» **Exercise prompt**
From the entries provided below, copy each line that contains the word "operation".

======== Data records ========

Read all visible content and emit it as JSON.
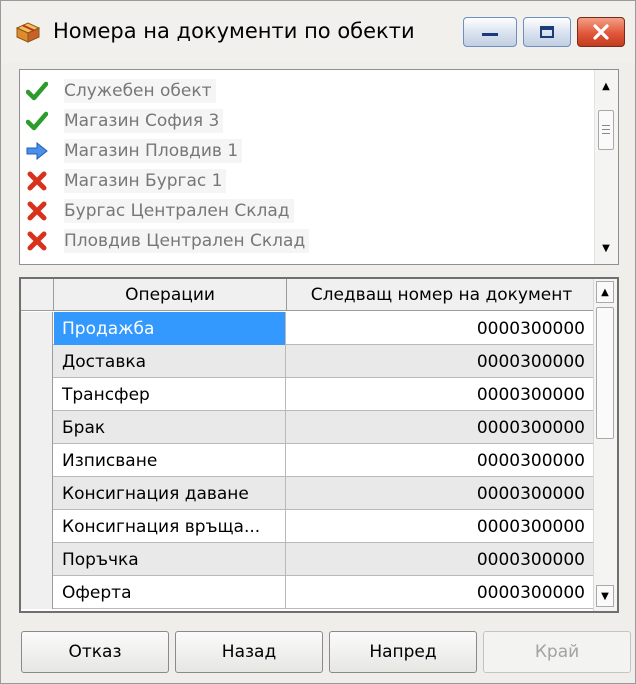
{
  "window": {
    "title": "Номера на документи по обекти",
    "icon": "package-icon"
  },
  "objects": [
    {
      "label": "Служебен обект",
      "status": "check",
      "icon": "check-icon",
      "color": "#2e9b2e"
    },
    {
      "label": "Магазин София 3",
      "status": "check",
      "icon": "check-icon",
      "color": "#2e9b2e"
    },
    {
      "label": "Магазин Пловдив 1",
      "status": "current",
      "icon": "arrow-right-icon",
      "color": "#2f7fe0"
    },
    {
      "label": "Магазин Бургас 1",
      "status": "cross",
      "icon": "cross-icon",
      "color": "#d8321c"
    },
    {
      "label": "Бургас Централен Склад",
      "status": "cross",
      "icon": "cross-icon",
      "color": "#d8321c"
    },
    {
      "label": "Пловдив Централен Склад",
      "status": "cross",
      "icon": "cross-icon",
      "color": "#d8321c"
    }
  ],
  "grid": {
    "columns": [
      "Операции",
      "Следващ номер на документ"
    ],
    "rows": [
      {
        "operation": "Продажба",
        "number": "0000300000",
        "selected": true
      },
      {
        "operation": "Доставка",
        "number": "0000300000"
      },
      {
        "operation": "Трансфер",
        "number": "0000300000"
      },
      {
        "operation": "Брак",
        "number": "0000300000"
      },
      {
        "operation": "Изписване",
        "number": "0000300000"
      },
      {
        "operation": "Консигнация даване",
        "number": "0000300000"
      },
      {
        "operation": "Консигнация връща...",
        "number": "0000300000"
      },
      {
        "operation": "Поръчка",
        "number": "0000300000"
      },
      {
        "operation": "Оферта",
        "number": "0000300000"
      }
    ]
  },
  "buttons": {
    "cancel": "Отказ",
    "back": "Назад",
    "next": "Напред",
    "finish": "Край"
  },
  "colors": {
    "selection": "#3399ff",
    "alt_row": "#e9e9e9"
  }
}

========

» **Task response**
        "operation": "Продажба",
        "operation": "Доставка",
        "operation": "Трансфер",
        "operation": "Брак",
        "operation": "Изписване",
        "operation": "Консигнация даване",
        "operation": "Консигнация връща...",
        "operation": "Поръчка",
        "operation": "Оферта",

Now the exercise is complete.